(Dataset entries)

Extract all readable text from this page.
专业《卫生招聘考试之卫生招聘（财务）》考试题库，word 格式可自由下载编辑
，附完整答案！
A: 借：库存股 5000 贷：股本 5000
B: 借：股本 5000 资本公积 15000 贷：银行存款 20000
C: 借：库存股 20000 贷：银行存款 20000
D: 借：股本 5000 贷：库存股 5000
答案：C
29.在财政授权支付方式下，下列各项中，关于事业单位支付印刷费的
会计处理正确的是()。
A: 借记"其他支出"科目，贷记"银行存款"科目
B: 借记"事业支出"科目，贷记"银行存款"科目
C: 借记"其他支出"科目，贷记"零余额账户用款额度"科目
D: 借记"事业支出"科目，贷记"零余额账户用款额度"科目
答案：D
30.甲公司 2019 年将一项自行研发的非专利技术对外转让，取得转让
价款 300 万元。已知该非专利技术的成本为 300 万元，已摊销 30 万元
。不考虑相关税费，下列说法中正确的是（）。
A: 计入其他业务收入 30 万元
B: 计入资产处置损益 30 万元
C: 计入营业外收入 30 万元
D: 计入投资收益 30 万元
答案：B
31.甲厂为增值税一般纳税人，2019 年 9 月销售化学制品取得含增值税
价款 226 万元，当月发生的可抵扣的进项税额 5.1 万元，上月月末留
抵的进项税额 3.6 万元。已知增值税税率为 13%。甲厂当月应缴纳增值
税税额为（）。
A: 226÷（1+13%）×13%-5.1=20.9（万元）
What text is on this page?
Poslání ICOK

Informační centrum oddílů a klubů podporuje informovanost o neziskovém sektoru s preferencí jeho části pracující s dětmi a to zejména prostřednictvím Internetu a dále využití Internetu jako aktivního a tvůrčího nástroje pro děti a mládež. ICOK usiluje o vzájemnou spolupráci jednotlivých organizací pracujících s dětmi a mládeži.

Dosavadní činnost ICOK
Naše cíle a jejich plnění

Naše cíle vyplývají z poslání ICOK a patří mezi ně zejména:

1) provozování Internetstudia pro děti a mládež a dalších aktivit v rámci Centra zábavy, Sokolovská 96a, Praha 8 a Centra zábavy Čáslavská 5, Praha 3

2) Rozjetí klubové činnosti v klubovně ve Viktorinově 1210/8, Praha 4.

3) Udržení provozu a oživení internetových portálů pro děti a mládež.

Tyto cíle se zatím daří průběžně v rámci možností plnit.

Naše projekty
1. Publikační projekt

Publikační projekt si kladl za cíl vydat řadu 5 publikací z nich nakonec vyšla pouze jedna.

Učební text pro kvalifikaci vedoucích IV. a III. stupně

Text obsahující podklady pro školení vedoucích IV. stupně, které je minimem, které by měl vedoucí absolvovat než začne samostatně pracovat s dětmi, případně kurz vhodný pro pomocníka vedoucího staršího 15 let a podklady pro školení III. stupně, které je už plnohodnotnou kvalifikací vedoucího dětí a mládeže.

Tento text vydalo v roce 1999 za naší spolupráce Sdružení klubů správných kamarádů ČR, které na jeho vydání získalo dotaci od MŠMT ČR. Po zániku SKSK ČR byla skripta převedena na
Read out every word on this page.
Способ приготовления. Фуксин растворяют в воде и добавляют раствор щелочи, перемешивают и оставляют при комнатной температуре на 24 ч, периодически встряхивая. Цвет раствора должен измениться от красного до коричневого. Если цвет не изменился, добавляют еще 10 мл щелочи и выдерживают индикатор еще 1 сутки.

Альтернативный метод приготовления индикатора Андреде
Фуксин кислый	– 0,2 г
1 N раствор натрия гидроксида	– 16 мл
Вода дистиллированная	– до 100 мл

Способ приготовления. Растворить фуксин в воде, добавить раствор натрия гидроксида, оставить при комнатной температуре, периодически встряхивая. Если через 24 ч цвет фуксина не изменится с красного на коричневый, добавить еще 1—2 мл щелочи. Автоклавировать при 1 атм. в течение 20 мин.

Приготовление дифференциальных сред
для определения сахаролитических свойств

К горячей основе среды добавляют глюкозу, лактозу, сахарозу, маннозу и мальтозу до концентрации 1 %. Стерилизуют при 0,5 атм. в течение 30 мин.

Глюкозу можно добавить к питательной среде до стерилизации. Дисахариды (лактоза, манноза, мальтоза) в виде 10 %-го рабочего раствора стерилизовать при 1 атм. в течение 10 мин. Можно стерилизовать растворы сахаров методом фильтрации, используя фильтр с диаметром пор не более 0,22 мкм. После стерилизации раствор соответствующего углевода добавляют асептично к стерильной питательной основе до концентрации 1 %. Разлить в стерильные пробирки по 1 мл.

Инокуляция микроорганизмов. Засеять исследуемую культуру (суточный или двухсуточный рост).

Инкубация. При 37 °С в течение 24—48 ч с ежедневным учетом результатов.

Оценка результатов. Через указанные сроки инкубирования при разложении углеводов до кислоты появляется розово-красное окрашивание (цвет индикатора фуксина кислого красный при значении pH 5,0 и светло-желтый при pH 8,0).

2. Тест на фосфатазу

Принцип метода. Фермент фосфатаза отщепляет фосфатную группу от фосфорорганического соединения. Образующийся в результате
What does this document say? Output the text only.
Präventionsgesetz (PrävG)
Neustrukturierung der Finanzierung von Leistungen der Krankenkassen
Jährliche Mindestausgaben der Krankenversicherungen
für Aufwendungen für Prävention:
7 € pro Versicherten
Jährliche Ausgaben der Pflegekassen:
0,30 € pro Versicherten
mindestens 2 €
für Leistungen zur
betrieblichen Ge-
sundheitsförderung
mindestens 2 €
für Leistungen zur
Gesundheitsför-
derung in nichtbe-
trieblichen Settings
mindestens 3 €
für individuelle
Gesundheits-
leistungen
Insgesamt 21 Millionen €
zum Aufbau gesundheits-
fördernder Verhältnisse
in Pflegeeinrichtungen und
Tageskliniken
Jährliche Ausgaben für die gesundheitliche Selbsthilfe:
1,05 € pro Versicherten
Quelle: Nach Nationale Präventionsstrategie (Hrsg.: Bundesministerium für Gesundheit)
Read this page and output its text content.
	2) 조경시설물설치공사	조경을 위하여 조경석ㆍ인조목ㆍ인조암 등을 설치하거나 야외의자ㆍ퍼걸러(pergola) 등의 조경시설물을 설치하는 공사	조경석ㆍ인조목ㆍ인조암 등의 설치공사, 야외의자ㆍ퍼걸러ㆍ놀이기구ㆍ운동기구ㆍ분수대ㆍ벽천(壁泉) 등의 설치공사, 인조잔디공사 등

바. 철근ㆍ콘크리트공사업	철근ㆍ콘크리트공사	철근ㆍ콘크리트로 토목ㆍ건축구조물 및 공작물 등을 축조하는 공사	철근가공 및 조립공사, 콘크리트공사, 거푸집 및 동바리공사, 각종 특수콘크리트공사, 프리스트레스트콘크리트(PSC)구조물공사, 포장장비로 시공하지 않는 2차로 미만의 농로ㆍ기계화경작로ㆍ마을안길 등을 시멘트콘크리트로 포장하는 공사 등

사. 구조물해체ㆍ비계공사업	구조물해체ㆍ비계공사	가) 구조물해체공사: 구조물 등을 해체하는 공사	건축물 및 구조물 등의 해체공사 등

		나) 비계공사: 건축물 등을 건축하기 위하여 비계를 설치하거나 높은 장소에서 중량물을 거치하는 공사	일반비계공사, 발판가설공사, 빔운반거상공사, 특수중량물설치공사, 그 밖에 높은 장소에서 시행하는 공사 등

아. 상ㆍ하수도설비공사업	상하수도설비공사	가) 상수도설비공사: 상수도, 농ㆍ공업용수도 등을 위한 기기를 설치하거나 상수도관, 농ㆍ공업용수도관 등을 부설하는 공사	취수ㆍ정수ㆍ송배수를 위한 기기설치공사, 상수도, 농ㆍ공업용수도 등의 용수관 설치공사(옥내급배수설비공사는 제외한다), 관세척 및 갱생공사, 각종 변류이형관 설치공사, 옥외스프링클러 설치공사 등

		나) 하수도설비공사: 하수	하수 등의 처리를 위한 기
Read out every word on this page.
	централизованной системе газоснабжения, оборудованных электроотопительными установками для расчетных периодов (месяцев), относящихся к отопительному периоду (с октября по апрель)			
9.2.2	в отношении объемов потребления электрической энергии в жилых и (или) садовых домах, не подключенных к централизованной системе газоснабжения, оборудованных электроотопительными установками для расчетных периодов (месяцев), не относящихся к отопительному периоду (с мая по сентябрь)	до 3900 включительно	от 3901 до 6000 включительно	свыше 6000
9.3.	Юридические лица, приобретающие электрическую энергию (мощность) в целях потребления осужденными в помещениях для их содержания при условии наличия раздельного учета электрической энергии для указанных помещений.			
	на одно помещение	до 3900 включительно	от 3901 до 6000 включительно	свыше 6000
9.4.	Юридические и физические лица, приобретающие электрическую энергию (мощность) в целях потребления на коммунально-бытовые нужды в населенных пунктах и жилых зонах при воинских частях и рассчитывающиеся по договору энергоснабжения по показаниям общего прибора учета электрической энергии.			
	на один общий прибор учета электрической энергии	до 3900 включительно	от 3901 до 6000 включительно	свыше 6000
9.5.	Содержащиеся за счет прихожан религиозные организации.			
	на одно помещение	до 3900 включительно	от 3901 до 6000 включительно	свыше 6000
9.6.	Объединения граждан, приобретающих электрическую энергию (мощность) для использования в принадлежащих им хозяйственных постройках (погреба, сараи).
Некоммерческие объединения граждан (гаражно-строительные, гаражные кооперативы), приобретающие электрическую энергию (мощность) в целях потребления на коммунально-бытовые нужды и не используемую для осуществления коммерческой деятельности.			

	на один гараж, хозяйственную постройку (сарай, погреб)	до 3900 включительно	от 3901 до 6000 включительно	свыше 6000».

Given problem
In the lines above, locate the string "page". Copy every line where it occurs.

Answer for the task
Extract all readable text from this page.
What text is on this page?
Read out every word on this page.
Read this page and output its text content.
Read out every word on this page.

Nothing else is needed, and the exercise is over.